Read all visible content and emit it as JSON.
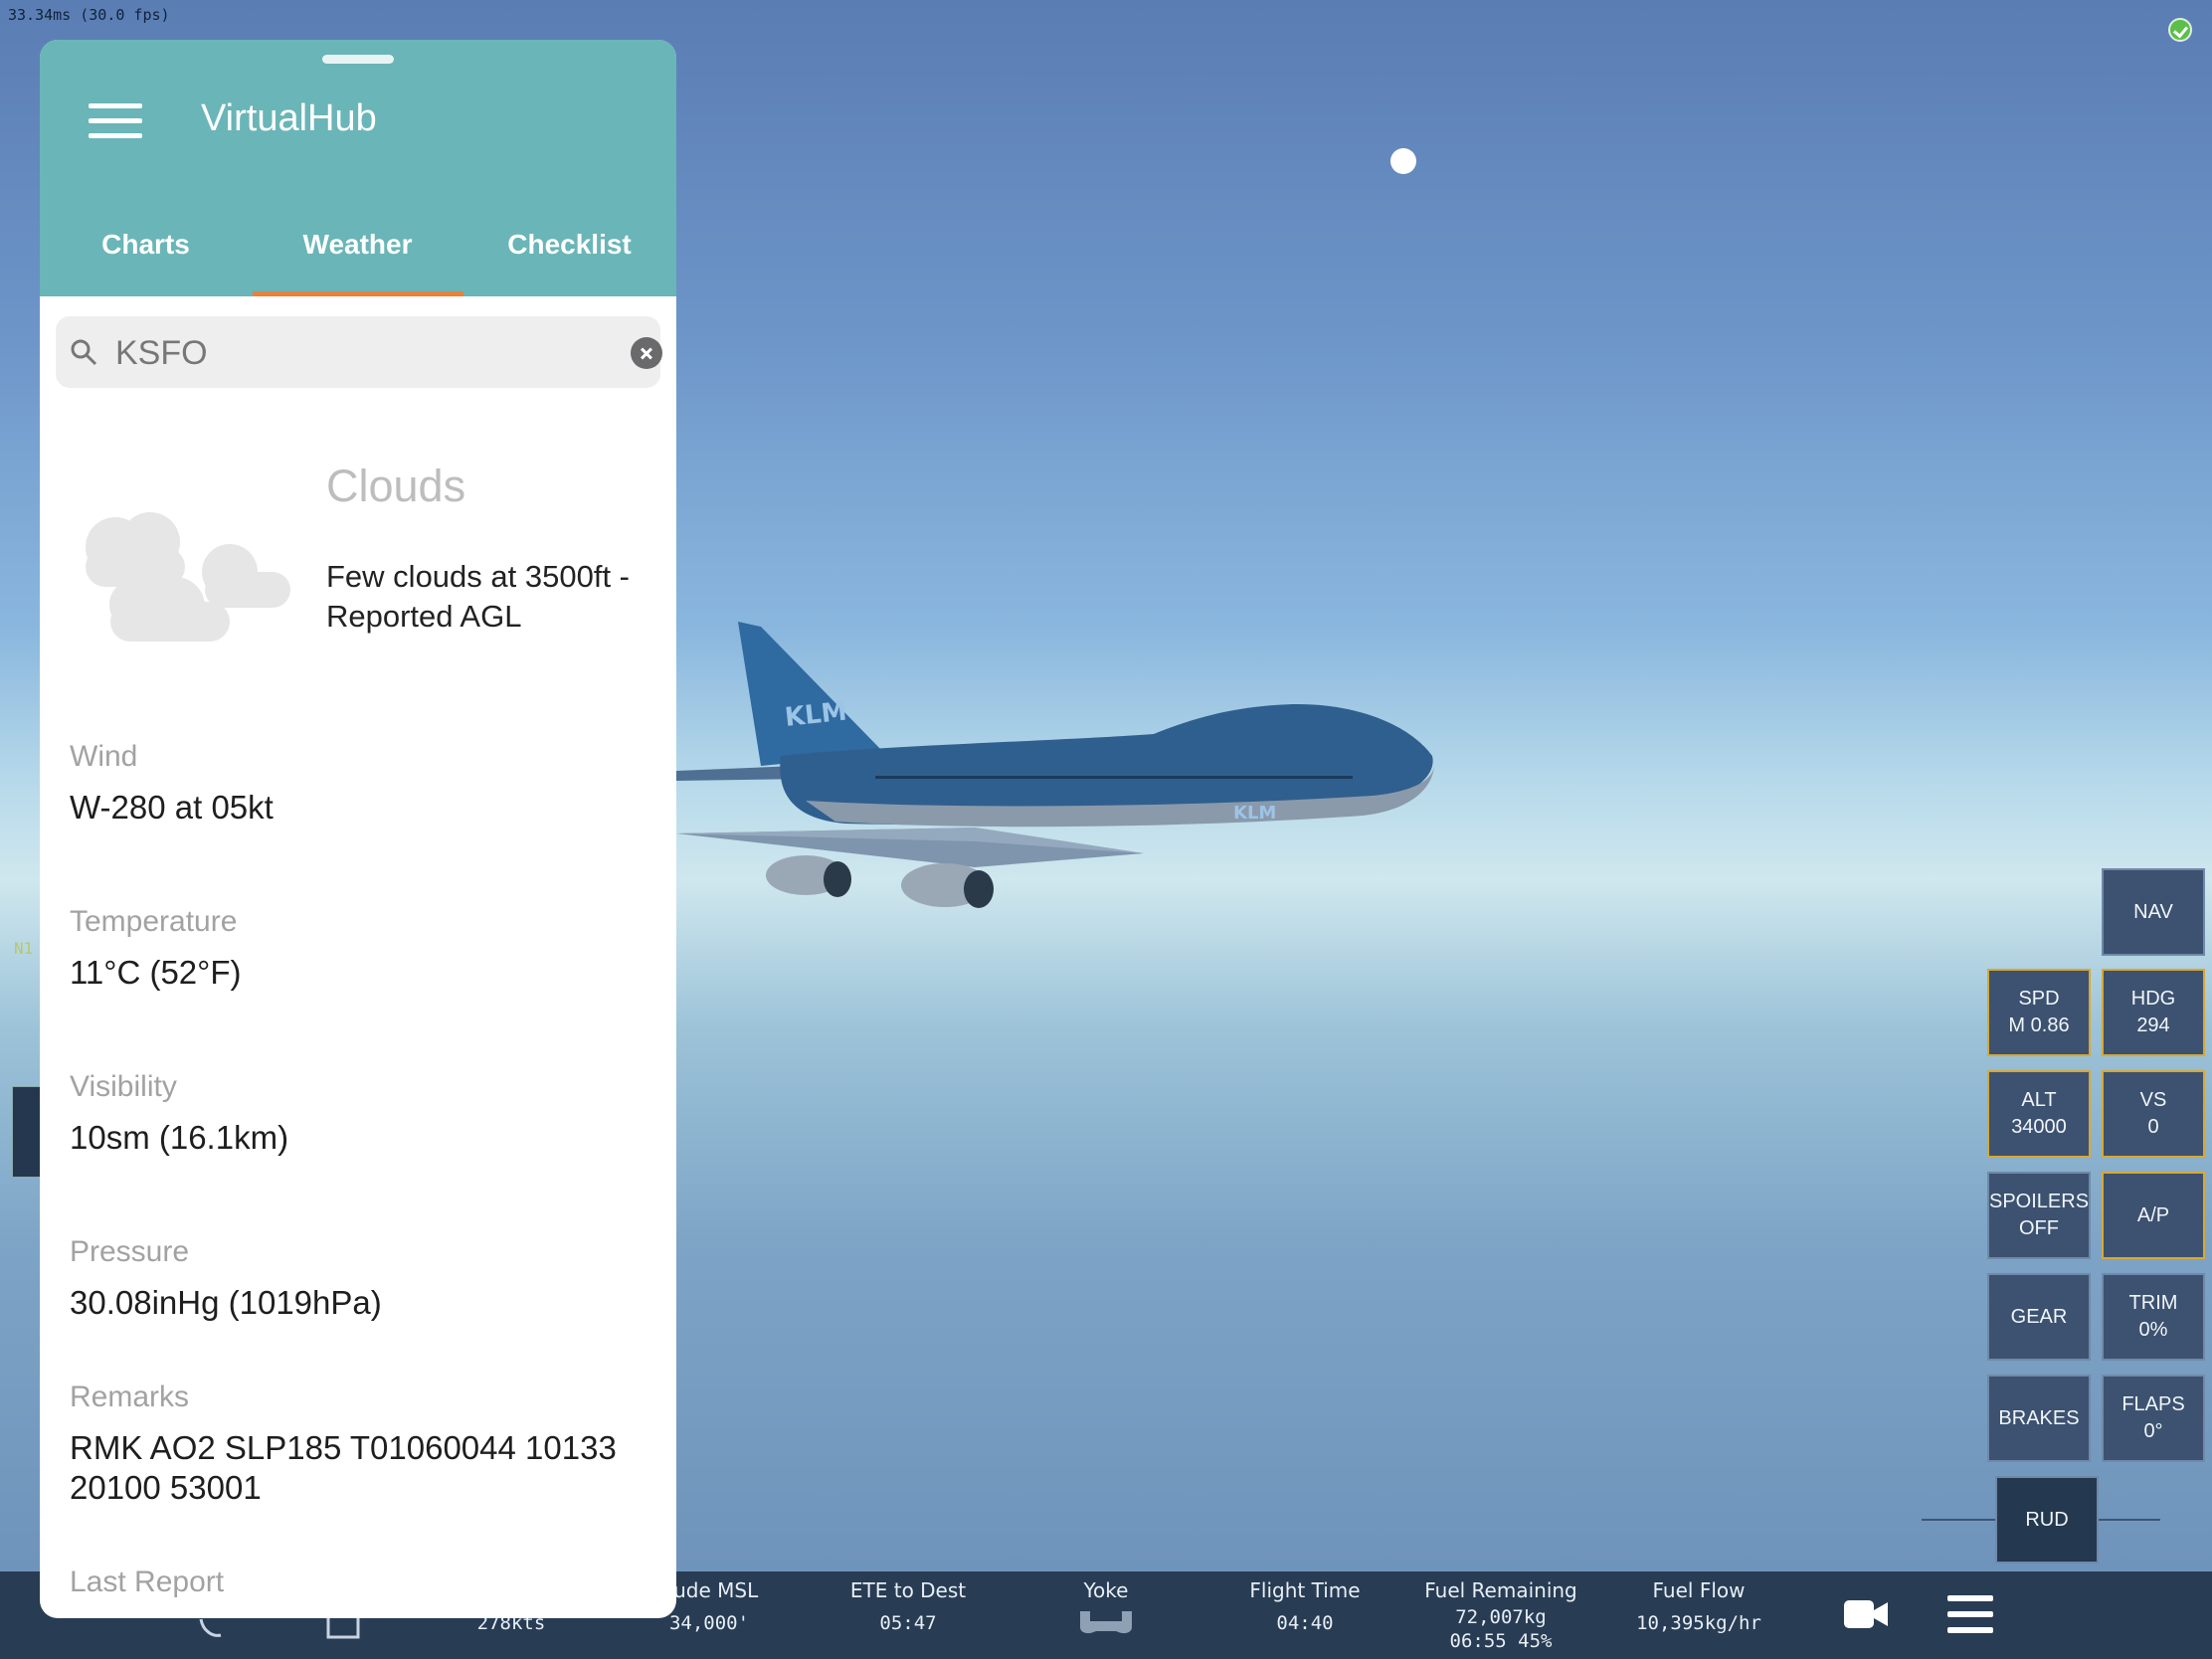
{
  "overlay": {
    "fps_text": "33.34ms (30.0 fps)",
    "side_label": "N1",
    "status_icon": "check-circle-icon"
  },
  "panel": {
    "app_title": "VirtualHub",
    "menu_icon": "hamburger-icon",
    "tabs": [
      {
        "label": "Charts"
      },
      {
        "label": "Weather"
      },
      {
        "label": "Checklist"
      }
    ],
    "active_tab": "Weather",
    "accent_color": "#6ab5b7",
    "tab_indicator_color": "#e8803e",
    "search": {
      "value": "KSFO"
    },
    "weather": {
      "clouds_title": "Clouds",
      "clouds_desc": "Few clouds at 3500ft - Reported AGL",
      "wind_label": "Wind",
      "wind_value": "W-280 at 05kt",
      "temp_label": "Temperature",
      "temp_value": "11°C (52°F)",
      "vis_label": "Visibility",
      "vis_value": "10sm (16.1km)",
      "pressure_label": "Pressure",
      "pressure_value": "30.08inHg (1019hPa)",
      "remarks_label": "Remarks",
      "remarks_value": "RMK AO2 SLP185 T01060044 10133 20100 53001",
      "last_report_label": "Last Report"
    }
  },
  "controls": {
    "nav": "NAV",
    "spd": {
      "label": "SPD",
      "value": "M 0.86"
    },
    "hdg": {
      "label": "HDG",
      "value": "294"
    },
    "alt": {
      "label": "ALT",
      "value": "34000"
    },
    "vs": {
      "label": "VS",
      "value": "0"
    },
    "spoilers": {
      "label": "SPOILERS",
      "value": "OFF"
    },
    "ap": "A/P",
    "gear": "GEAR",
    "trim": {
      "label": "TRIM",
      "value": "0%"
    },
    "brakes": "BRAKES",
    "flaps": {
      "label": "FLAPS",
      "value": "0°"
    },
    "rud": "RUD",
    "active_border_color": "#d8a833"
  },
  "bottom_bar": {
    "ground_speed": "278kts",
    "altitude_label": "itude MSL",
    "altitude_value": "34,000'",
    "ete_label": "ETE to Dest",
    "ete_value": "05:47",
    "yoke_label": "Yoke",
    "flight_time_label": "Flight Time",
    "flight_time_value": "04:40",
    "fuel_remaining_label": "Fuel Remaining",
    "fuel_remaining_value1": "72,007kg",
    "fuel_remaining_value2": "06:55 45%",
    "fuel_flow_label": "Fuel Flow",
    "fuel_flow_value": "10,395kg/hr",
    "camera_icon": "video-camera-icon",
    "menu_icon": "hamburger-icon"
  },
  "scene": {
    "aircraft_livery": "KLM"
  }
}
....
* [EXERCISE TASK] Copy the whole listing above word for word but do not carry over the pictures.

* [RESPONSE TO THE TASK]
Read all visible content and emit it as JSON.
{
  "overlay": {
    "fps_text": "33.34ms (30.0 fps)",
    "side_label": "N1",
    "status_icon": "check-circle-icon"
  },
  "panel": {
    "app_title": "VirtualHub",
    "menu_icon": "hamburger-icon",
    "tabs": [
      {
        "label": "Charts"
      },
      {
        "label": "Weather"
      },
      {
        "label": "Checklist"
      }
    ],
    "active_tab": "Weather",
    "accent_color": "#6ab5b7",
    "tab_indicator_color": "#e8803e",
    "search": {
      "value": "KSFO"
    },
    "weather": {
      "clouds_title": "Clouds",
      "clouds_desc": "Few clouds at 3500ft - Reported AGL",
      "wind_label": "Wind",
      "wind_value": "W-280 at 05kt",
      "temp_label": "Temperature",
      "temp_value": "11°C (52°F)",
      "vis_label": "Visibility",
      "vis_value": "10sm (16.1km)",
      "pressure_label": "Pressure",
      "pressure_value": "30.08inHg (1019hPa)",
      "remarks_label": "Remarks",
      "remarks_value": "RMK AO2 SLP185 T01060044 10133 20100 53001",
      "last_report_label": "Last Report"
    }
  },
  "controls": {
    "nav": "NAV",
    "spd": {
      "label": "SPD",
      "value": "M 0.86"
    },
    "hdg": {
      "label": "HDG",
      "value": "294"
    },
    "alt": {
      "label": "ALT",
      "value": "34000"
    },
    "vs": {
      "label": "VS",
      "value": "0"
    },
    "spoilers": {
      "label": "SPOILERS",
      "value": "OFF"
    },
    "ap": "A/P",
    "gear": "GEAR",
    "trim": {
      "label": "TRIM",
      "value": "0%"
    },
    "brakes": "BRAKES",
    "flaps": {
      "label": "FLAPS",
      "value": "0°"
    },
    "rud": "RUD",
    "active_border_color": "#d8a833"
  },
  "bottom_bar": {
    "ground_speed": "278kts",
    "altitude_label": "itude MSL",
    "altitude_value": "34,000'",
    "ete_label": "ETE to Dest",
    "ete_value": "05:47",
    "yoke_label": "Yoke",
    "flight_time_label": "Flight Time",
    "flight_time_value": "04:40",
    "fuel_remaining_label": "Fuel Remaining",
    "fuel_remaining_value1": "72,007kg",
    "fuel_remaining_value2": "06:55 45%",
    "fuel_flow_label": "Fuel Flow",
    "fuel_flow_value": "10,395kg/hr",
    "camera_icon": "video-camera-icon",
    "menu_icon": "hamburger-icon"
  },
  "scene": {
    "aircraft_livery": "KLM"
  }
}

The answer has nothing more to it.